Data entries:
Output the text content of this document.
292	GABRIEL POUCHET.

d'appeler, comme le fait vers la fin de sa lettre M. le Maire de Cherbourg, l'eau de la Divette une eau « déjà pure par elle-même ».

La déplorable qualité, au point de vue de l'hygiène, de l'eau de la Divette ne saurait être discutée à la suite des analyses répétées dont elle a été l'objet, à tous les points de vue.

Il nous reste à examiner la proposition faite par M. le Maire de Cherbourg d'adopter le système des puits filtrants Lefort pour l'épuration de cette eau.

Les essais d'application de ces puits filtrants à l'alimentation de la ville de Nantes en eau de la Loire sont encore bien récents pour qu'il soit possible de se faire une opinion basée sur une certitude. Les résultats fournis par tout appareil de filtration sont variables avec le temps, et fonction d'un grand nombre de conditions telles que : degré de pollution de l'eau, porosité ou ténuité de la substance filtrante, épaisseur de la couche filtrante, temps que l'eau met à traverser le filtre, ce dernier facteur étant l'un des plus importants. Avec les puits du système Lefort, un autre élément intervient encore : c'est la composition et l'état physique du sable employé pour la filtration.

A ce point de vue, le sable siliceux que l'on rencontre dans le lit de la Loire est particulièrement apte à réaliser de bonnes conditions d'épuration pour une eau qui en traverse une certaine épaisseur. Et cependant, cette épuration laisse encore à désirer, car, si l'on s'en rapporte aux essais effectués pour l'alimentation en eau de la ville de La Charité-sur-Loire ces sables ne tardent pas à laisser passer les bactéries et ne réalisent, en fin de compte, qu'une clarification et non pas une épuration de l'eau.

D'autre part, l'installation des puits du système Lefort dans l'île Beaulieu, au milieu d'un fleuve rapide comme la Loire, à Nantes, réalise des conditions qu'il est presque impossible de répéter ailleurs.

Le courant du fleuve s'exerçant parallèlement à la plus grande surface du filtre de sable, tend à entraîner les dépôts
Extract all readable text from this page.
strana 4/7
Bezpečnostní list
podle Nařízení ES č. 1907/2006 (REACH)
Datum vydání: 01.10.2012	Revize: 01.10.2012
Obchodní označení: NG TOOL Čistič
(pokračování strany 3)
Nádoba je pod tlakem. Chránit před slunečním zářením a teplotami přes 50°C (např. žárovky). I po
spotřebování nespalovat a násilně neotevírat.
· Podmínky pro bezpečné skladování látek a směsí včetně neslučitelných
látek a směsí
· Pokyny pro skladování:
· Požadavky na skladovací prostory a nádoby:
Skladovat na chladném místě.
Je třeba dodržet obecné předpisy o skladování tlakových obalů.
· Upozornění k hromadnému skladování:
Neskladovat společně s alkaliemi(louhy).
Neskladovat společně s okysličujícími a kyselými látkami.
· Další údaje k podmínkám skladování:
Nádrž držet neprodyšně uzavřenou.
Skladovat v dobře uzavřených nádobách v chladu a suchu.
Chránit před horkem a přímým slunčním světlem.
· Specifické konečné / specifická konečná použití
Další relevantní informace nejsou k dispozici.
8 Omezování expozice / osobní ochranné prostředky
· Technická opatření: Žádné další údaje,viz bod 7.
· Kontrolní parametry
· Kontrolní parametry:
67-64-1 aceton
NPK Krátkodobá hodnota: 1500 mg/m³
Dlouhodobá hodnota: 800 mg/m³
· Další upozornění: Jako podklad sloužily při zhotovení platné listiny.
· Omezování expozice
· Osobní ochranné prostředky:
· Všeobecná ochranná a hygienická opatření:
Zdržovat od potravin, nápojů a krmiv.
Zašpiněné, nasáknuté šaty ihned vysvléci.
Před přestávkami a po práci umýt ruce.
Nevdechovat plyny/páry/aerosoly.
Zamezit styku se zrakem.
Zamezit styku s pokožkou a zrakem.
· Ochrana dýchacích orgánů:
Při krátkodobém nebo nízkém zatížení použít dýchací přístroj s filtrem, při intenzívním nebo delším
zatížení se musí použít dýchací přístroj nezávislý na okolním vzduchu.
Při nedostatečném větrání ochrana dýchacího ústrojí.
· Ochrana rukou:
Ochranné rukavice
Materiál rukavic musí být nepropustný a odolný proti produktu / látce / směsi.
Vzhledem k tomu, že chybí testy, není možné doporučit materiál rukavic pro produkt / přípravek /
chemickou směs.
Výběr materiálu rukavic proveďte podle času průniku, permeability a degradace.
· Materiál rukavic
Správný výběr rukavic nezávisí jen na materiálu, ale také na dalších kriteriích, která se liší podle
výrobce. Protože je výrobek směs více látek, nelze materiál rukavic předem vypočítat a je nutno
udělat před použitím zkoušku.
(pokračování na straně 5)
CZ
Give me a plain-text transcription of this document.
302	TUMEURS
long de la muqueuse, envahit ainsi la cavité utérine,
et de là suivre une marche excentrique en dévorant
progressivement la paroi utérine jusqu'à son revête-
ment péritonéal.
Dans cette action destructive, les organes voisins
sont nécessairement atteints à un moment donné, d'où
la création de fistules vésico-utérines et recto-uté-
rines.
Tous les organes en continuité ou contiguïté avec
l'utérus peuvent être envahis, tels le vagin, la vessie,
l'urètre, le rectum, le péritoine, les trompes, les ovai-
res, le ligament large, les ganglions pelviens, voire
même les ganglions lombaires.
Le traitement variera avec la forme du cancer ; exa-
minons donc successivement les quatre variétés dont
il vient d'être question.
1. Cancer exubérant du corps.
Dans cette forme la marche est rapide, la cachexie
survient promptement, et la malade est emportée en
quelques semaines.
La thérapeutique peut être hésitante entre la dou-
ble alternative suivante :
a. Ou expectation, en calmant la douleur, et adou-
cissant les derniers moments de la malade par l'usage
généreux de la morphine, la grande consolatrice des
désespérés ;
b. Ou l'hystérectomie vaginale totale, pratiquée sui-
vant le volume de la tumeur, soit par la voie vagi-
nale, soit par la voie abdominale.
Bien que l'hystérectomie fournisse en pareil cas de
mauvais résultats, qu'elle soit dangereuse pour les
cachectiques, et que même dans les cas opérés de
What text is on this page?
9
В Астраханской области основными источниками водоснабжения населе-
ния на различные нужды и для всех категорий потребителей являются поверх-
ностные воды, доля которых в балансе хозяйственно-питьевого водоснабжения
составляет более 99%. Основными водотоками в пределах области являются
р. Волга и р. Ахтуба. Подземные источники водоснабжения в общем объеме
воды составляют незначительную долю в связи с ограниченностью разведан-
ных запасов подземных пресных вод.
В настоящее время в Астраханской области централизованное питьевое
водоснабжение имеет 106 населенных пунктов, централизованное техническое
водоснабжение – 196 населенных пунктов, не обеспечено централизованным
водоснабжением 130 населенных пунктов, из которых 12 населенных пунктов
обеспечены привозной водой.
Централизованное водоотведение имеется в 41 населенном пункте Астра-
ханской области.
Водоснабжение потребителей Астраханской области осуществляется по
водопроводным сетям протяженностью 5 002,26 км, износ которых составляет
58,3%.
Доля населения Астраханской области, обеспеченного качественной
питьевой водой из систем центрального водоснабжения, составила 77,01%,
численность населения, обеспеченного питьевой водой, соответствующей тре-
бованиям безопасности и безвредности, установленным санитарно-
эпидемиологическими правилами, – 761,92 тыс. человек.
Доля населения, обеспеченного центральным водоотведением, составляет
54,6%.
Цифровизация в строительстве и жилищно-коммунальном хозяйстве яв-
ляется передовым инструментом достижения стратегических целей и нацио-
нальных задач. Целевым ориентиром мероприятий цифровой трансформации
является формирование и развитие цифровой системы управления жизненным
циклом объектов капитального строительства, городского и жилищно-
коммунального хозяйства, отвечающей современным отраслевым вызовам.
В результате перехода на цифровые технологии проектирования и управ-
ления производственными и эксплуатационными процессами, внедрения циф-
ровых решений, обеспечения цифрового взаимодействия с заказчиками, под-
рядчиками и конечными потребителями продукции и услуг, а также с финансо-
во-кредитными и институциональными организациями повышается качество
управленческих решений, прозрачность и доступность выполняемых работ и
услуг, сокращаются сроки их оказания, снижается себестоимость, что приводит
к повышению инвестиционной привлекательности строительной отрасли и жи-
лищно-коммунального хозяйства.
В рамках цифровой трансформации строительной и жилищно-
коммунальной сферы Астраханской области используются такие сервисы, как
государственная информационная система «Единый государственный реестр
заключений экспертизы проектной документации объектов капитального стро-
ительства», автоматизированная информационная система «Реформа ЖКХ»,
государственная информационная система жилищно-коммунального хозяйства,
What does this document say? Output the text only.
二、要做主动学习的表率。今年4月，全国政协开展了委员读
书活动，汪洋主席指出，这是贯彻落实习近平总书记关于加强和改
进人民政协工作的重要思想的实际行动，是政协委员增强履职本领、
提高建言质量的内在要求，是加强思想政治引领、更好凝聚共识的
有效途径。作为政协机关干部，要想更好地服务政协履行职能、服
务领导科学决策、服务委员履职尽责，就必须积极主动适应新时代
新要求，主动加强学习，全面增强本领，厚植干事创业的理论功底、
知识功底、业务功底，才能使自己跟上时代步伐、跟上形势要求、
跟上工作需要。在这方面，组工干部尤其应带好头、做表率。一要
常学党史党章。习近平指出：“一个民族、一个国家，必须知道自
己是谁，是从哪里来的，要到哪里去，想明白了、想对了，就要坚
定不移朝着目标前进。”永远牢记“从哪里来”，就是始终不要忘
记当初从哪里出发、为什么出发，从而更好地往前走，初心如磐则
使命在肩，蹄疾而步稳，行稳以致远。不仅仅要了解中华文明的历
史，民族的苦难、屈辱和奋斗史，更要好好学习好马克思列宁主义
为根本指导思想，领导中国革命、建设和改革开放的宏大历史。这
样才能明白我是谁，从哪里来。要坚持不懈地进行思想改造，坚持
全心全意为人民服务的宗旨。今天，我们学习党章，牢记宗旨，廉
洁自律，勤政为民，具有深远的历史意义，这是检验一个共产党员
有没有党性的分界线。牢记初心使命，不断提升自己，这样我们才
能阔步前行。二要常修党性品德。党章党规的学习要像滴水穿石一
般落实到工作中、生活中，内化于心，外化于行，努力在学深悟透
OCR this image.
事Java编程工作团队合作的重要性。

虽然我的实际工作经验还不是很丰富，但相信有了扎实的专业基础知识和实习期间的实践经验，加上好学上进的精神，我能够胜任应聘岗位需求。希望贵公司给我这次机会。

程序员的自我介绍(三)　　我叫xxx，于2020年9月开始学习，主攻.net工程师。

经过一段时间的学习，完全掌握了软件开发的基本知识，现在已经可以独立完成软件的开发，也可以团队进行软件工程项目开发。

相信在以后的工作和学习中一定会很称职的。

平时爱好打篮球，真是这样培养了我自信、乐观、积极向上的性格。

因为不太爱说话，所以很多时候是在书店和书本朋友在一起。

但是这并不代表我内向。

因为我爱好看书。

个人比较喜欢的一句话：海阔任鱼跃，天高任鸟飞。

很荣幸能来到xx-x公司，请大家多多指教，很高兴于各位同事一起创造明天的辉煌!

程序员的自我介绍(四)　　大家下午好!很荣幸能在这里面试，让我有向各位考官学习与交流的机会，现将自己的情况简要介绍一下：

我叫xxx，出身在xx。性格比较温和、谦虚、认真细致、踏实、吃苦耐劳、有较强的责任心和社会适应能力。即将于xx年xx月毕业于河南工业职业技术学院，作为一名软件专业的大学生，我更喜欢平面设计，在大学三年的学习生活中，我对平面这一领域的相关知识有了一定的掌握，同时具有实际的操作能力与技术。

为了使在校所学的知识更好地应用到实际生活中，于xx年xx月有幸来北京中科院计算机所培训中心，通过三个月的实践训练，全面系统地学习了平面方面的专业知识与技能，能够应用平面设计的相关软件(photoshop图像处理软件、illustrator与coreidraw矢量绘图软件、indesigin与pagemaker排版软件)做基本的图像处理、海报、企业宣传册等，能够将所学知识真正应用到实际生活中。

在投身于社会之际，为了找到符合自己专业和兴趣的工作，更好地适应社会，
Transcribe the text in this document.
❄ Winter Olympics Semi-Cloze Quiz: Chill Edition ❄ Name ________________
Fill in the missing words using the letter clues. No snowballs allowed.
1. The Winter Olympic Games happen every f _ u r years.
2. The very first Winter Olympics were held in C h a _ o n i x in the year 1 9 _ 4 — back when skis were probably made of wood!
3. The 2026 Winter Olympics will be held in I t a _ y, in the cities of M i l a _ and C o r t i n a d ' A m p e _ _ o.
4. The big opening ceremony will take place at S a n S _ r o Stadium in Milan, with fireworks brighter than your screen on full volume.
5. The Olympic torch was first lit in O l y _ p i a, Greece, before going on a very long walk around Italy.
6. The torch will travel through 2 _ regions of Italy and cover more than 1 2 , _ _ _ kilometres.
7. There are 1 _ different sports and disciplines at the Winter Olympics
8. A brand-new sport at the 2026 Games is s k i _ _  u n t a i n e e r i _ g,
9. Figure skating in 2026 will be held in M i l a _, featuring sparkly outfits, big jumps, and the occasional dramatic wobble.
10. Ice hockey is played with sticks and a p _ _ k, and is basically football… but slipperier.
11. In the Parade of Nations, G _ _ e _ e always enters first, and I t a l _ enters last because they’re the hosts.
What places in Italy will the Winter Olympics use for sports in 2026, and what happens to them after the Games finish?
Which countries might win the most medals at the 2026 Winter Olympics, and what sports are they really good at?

REQUIRED TASK ->
Track down all lines above with the string "être" and copy them.

TASK RESULT ->
La déplorable qualité, au point de vue de l'hygiène, de l'eau de la Divette ne saurait être discutée à la suite des analyses répétées dont elle a été l'objet, à tous les points de vue.
l'utérus peuvent être envahis, tels le vagin, la vessie,
il vient d'être question.
La thérapeutique peut être hésitante entre la dou-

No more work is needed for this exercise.